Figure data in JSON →

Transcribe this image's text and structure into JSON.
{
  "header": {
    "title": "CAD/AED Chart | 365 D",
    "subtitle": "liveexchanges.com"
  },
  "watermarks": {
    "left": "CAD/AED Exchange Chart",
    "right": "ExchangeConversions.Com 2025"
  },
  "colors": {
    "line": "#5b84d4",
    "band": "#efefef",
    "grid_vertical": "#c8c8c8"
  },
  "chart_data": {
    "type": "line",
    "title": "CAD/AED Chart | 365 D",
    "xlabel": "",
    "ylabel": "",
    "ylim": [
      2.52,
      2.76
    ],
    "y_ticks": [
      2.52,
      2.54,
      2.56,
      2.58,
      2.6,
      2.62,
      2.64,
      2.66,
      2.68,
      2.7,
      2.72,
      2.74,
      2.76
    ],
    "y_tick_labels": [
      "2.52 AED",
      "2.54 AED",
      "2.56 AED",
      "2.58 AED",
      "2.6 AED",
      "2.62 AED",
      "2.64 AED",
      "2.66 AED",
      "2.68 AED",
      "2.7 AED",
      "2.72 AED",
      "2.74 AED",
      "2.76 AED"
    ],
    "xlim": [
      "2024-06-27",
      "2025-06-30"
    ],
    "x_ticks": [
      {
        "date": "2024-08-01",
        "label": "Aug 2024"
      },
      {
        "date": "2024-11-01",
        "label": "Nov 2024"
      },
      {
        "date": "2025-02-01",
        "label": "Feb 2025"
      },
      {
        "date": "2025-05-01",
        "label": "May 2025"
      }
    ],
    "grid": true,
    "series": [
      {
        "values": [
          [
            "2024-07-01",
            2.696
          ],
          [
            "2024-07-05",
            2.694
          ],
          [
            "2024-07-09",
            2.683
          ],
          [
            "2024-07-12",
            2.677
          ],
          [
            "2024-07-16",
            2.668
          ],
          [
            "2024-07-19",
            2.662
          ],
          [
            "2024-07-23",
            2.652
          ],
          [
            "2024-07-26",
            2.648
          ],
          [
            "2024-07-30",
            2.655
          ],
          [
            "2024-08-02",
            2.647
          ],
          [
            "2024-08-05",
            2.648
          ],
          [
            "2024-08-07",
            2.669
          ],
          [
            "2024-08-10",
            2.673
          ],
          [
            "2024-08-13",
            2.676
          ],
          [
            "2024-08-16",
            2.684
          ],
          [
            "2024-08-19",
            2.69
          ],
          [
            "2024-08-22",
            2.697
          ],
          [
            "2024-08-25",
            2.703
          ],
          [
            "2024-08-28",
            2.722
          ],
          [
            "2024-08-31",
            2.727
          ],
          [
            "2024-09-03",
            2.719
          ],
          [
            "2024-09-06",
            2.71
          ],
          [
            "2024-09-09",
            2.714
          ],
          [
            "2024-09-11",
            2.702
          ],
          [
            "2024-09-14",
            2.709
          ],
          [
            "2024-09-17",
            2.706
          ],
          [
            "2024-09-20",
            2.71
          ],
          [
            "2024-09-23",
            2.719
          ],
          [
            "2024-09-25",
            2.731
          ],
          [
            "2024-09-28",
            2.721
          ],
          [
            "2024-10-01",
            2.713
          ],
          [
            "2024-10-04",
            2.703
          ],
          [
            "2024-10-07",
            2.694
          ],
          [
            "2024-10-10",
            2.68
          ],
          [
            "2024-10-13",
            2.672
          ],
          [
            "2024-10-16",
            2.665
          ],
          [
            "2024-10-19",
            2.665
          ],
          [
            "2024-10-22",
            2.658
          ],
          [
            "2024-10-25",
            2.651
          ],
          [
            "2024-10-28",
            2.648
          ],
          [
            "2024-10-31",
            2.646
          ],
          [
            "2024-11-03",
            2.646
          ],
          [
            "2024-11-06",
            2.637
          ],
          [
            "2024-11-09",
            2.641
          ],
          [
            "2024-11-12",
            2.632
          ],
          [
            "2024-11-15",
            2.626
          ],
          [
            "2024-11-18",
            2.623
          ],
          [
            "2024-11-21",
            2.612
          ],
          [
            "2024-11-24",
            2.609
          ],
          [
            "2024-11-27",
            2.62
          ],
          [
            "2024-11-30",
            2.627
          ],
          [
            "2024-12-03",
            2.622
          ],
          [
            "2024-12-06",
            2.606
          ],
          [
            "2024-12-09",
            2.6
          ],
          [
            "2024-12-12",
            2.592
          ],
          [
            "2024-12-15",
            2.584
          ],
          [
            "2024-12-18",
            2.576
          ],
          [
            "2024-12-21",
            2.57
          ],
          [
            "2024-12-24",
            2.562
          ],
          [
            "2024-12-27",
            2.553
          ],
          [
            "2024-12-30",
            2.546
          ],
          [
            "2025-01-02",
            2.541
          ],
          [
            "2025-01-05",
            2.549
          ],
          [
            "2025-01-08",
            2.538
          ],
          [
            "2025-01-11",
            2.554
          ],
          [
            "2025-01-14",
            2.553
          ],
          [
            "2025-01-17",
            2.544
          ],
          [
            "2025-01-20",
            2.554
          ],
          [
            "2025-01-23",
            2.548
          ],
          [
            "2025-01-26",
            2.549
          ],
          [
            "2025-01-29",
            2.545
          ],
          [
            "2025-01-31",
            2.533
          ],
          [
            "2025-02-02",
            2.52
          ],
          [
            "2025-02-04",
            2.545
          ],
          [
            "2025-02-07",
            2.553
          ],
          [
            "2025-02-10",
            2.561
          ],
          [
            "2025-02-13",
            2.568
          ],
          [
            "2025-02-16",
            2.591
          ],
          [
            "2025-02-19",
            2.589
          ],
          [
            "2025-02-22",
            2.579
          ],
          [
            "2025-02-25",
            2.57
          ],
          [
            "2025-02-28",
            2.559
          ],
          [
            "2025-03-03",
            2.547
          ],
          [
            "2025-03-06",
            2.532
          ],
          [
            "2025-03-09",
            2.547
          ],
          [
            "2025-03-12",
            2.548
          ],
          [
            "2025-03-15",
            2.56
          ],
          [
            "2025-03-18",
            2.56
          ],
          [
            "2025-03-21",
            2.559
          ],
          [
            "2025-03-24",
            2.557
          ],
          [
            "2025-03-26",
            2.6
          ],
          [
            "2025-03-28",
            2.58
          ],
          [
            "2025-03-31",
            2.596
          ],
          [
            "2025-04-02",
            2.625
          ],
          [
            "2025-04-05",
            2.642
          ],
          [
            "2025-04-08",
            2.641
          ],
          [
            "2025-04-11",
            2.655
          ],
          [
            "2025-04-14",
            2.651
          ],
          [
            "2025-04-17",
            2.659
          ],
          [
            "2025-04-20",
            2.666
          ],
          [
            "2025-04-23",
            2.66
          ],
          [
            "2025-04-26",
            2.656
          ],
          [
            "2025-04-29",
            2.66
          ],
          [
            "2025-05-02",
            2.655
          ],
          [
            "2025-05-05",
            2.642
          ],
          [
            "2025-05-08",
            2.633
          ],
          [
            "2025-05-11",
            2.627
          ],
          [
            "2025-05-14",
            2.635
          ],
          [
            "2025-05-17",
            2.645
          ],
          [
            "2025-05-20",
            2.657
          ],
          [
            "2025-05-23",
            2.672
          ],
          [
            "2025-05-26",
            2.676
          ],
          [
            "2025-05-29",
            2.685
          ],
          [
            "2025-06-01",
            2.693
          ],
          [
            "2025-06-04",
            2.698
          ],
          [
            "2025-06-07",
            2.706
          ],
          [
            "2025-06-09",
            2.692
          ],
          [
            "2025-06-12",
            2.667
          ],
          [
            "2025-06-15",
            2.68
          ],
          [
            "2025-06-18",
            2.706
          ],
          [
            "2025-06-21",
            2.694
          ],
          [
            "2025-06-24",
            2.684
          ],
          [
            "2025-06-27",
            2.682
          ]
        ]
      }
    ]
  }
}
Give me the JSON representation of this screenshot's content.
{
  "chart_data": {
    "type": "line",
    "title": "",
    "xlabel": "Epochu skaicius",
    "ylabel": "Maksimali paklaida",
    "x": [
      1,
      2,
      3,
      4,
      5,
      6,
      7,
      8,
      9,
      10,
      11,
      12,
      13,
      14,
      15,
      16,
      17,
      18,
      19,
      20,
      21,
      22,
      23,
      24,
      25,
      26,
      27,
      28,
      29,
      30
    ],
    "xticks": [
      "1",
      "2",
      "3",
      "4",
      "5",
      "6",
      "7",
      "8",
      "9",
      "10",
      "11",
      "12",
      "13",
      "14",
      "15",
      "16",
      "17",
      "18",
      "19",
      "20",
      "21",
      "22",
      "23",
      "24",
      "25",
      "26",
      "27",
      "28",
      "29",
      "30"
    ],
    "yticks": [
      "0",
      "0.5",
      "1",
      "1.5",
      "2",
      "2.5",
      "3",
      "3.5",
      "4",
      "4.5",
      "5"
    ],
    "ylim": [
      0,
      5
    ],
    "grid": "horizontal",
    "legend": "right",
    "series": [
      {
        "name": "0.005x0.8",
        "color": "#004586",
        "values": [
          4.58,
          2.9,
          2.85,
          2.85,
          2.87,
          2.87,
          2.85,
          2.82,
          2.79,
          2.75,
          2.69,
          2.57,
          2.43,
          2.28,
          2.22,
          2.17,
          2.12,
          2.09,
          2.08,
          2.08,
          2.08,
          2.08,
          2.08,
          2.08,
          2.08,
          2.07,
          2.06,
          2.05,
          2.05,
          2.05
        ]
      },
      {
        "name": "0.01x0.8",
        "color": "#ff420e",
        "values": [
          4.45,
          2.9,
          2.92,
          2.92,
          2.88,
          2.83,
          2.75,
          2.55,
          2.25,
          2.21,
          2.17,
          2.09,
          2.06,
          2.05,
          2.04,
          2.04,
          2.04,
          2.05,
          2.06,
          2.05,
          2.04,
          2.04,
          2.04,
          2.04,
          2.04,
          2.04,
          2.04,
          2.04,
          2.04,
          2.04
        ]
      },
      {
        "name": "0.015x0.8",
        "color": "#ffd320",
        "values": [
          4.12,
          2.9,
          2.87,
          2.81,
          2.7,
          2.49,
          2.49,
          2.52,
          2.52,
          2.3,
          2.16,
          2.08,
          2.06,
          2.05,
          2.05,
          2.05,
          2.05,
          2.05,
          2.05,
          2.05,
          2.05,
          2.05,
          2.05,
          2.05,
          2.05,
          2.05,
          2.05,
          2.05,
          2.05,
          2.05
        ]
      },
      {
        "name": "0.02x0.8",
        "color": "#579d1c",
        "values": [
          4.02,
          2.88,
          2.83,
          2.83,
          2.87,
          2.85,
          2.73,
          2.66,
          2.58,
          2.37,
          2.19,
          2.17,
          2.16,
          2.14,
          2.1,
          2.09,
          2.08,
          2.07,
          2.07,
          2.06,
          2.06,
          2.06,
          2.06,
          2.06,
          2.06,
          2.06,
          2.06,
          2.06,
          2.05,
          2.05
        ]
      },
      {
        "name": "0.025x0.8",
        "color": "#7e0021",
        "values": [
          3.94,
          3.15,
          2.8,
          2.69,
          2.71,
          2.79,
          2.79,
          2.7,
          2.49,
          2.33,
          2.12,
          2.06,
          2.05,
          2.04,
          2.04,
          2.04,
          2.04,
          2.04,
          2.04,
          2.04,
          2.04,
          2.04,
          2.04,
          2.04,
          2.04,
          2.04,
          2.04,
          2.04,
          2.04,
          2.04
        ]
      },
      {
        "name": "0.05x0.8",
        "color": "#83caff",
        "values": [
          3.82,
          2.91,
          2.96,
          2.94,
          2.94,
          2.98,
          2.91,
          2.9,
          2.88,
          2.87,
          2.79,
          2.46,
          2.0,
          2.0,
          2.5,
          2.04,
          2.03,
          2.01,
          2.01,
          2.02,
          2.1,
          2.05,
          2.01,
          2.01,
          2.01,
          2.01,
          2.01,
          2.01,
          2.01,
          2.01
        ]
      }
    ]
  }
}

Task details →
Search the preceding listing for "this" and extract every line where it is found.

Solved exercise →
Transcribe this image's text and structure into JSON.
Give me the JSON representation of this screenshot's content.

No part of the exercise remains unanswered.